Region and label listings
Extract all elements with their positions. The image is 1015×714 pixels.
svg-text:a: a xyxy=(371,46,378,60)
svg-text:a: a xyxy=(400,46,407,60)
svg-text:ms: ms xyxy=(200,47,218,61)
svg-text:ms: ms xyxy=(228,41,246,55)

**What you are asked to do**
Format all the rows above as a two-column CSV with the header "text" and "answer", with one line for each of the rows. Put the row's text and its answer each in a single quoted field, and turn any line breaks into spaces.

**Result of this task**
text,answer
"Extract all elements with their positions. The image is 1015×714 pixels.","svg-text:a: a xyxy=(371,46,378,60) svg-text:a: a xyxy=(400,46,407,60) svg-text:ms: ms xyxy=(200,47,218,61) svg-text:ms: ms xyxy=(228,41,246,55)"